• Stated problem: Beneath this task is a listing; retype all of it exactly.
****************
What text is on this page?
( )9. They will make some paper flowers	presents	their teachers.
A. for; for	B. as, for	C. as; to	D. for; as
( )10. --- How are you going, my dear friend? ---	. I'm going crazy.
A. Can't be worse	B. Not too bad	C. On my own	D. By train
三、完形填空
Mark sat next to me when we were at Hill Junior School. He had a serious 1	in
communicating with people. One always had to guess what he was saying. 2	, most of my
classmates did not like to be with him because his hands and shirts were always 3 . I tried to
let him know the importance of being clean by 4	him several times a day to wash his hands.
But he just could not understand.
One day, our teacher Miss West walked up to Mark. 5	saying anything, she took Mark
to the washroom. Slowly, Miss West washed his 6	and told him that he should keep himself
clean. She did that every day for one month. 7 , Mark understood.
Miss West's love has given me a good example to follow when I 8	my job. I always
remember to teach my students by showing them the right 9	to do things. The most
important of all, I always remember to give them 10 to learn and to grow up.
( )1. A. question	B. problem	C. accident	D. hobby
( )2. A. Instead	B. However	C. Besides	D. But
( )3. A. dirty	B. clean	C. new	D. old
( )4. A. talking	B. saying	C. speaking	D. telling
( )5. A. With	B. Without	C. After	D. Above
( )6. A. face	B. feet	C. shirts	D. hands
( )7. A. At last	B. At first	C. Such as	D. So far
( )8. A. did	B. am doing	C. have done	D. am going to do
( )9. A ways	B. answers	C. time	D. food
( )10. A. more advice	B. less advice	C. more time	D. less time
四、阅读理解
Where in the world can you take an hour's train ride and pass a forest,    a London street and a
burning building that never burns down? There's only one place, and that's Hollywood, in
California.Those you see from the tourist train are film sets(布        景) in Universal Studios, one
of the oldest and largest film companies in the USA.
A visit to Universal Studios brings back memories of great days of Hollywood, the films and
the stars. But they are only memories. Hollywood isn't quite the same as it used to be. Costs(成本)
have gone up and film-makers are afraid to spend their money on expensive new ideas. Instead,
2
****************
• In response:
What text is on this page?
( )9. They will make some paper flowers	presents	their teachers.
A. for; for	B. as, for	C. as; to	D. for; as
( )10. --- How are you going, my dear friend? ---	. I'm going crazy.
A. Can't be worse	B. Not too bad	C. On my own	D. By train
三、完形填空
Mark sat next to me when we were at Hill Junior School. He had a serious 1	in
communicating with people. One always had to guess what he was saying. 2	, most of my
classmates did not like to be with him because his hands and shirts were always 3 . I tried to
let him know the importance of being clean by 4	him several times a day to wash his hands.
But he just could not understand.
One day, our teacher Miss West walked up to Mark. 5	saying anything, she took Mark
to the washroom. Slowly, Miss West washed his 6	and told him that he should keep himself
clean. She did that every day for one month. 7 , Mark understood.
Miss West's love has given me a good example to follow when I 8	my job. I always
remember to teach my students by showing them the right 9	to do things. The most
important of all, I always remember to give them 10 to learn and to grow up.
( )1. A. question	B. problem	C. accident	D. hobby
( )2. A. Instead	B. However	C. Besides	D. But
( )3. A. dirty	B. clean	C. new	D. old
( )4. A. talking	B. saying	C. speaking	D. telling
( )5. A. With	B. Without	C. After	D. Above
( )6. A. face	B. feet	C. shirts	D. hands
( )7. A. At last	B. At first	C. Such as	D. So far
( )8. A. did	B. am doing	C. have done	D. am going to do
( )9. A ways	B. answers	C. time	D. food
( )10. A. more advice	B. less advice	C. more time	D. less time
四、阅读理解
Where in the world can you take an hour's train ride and pass a forest,    a London street and a
burning building that never burns down? There's only one place, and that's Hollywood, in
California.Those you see from the tourist train are film sets(布        景) in Universal Studios, one
of the oldest and largest film companies in the USA.
A visit to Universal Studios brings back memories of great days of Hollywood, the films and
the stars. But they are only memories. Hollywood isn't quite the same as it used to be. Costs(成本)
have gone up and film-makers are afraid to spend their money on expensive new ideas. Instead,
2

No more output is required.